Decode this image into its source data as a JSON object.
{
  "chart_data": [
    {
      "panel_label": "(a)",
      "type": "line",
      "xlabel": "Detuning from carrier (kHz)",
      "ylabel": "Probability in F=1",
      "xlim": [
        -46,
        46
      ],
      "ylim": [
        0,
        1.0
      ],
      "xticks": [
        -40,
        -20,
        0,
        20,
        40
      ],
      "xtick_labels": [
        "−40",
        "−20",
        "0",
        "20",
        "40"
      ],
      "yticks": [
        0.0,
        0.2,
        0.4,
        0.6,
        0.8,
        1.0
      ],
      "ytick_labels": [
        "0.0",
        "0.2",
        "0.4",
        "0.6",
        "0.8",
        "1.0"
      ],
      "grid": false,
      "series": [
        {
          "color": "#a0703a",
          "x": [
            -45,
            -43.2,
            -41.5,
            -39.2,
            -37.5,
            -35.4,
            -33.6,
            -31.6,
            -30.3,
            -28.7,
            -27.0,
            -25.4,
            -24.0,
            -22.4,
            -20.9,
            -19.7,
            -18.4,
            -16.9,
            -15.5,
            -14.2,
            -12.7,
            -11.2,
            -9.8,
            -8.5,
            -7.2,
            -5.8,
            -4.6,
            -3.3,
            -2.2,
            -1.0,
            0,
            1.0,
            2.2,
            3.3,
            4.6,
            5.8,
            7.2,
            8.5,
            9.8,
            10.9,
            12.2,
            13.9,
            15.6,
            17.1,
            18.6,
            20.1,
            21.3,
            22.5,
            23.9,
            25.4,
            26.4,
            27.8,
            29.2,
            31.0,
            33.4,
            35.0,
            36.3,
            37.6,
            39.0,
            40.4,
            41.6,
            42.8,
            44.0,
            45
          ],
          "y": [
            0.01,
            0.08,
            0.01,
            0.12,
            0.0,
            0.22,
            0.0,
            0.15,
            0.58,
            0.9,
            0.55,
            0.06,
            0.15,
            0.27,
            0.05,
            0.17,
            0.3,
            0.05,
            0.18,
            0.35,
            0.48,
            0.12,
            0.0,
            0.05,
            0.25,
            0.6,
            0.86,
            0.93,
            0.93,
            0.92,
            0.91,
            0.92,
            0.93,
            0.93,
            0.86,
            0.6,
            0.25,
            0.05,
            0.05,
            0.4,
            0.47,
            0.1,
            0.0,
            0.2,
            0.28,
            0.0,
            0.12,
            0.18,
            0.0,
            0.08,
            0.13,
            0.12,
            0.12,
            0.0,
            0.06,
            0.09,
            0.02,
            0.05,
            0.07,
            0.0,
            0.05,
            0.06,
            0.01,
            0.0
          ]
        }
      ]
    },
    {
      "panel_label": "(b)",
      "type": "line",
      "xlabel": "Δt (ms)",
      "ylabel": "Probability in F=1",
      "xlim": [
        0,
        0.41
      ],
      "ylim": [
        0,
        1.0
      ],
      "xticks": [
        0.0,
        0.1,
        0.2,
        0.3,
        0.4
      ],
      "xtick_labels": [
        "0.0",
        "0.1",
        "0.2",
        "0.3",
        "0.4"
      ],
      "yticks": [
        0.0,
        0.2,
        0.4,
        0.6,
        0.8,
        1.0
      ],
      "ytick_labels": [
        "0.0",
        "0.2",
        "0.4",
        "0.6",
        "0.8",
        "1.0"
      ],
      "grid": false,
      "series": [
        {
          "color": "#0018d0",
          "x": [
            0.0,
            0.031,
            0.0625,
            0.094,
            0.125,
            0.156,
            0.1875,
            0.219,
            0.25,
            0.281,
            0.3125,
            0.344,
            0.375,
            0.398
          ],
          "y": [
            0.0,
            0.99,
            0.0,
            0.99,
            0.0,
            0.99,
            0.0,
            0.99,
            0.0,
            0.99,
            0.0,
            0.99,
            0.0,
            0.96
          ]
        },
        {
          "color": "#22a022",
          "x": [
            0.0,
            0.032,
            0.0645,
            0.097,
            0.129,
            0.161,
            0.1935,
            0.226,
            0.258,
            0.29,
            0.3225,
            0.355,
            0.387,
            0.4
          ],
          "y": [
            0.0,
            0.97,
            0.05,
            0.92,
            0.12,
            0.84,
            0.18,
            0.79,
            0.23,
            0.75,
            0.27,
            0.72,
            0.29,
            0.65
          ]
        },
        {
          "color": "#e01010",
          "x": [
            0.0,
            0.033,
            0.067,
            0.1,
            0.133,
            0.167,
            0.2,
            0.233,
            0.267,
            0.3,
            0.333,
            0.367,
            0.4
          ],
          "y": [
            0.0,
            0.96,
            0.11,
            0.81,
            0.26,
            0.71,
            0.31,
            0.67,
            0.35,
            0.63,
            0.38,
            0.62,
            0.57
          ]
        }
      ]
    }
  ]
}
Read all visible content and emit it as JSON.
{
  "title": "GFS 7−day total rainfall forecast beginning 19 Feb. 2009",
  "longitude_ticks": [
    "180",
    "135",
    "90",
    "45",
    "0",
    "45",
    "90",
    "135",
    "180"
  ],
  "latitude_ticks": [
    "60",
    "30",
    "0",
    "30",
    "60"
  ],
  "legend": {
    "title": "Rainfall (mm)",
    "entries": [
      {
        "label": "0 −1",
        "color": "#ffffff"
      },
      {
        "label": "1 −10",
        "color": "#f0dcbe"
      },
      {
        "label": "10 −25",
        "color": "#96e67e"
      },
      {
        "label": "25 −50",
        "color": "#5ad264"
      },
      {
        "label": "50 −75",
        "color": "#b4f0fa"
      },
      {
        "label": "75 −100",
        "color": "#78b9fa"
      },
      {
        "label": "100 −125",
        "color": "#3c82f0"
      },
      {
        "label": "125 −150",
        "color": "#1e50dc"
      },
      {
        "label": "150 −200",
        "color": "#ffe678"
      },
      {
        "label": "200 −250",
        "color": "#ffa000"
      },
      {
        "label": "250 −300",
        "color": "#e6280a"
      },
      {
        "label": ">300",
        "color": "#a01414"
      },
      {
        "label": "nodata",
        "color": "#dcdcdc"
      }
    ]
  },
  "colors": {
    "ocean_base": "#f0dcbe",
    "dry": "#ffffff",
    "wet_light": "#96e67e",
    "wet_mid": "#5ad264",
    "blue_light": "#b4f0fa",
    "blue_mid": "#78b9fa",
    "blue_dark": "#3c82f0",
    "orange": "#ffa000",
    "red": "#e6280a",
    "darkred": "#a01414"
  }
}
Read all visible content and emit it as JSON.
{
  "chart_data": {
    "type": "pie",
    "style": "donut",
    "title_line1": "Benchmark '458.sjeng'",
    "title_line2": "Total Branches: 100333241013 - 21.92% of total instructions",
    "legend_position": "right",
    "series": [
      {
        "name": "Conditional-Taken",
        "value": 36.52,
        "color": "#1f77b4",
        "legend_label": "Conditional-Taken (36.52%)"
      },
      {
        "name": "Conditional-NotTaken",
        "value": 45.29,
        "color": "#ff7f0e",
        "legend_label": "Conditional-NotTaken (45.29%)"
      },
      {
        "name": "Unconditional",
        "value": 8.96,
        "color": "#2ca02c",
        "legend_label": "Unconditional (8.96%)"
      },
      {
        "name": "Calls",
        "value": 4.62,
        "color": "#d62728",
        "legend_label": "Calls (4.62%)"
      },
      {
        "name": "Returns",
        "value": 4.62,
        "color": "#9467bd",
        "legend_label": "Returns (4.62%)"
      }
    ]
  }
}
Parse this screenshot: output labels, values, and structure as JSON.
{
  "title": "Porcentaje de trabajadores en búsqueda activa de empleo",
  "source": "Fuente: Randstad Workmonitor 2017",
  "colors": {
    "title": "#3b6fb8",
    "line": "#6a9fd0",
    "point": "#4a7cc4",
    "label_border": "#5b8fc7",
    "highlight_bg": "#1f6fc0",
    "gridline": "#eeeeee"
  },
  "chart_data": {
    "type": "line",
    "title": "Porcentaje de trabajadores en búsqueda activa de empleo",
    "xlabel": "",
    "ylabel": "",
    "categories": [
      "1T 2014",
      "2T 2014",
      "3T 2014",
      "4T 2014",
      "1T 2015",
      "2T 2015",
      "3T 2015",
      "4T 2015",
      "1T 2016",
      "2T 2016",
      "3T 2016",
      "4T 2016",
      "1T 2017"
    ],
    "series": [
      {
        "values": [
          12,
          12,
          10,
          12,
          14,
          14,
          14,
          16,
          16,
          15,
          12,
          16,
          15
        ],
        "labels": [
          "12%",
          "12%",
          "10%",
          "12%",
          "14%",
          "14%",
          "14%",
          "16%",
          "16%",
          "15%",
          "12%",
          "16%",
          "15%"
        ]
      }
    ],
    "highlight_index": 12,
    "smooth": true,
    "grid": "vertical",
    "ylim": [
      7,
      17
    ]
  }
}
== == ==
Select from the material above each line in which the string "total" appears, and list those lines.

  "title": "GFS 7−day total rainfall forecast beginning 19 Feb. 2009",
    "title_line2": "Total Branches: 100333241013 - 21.92% of total instructions",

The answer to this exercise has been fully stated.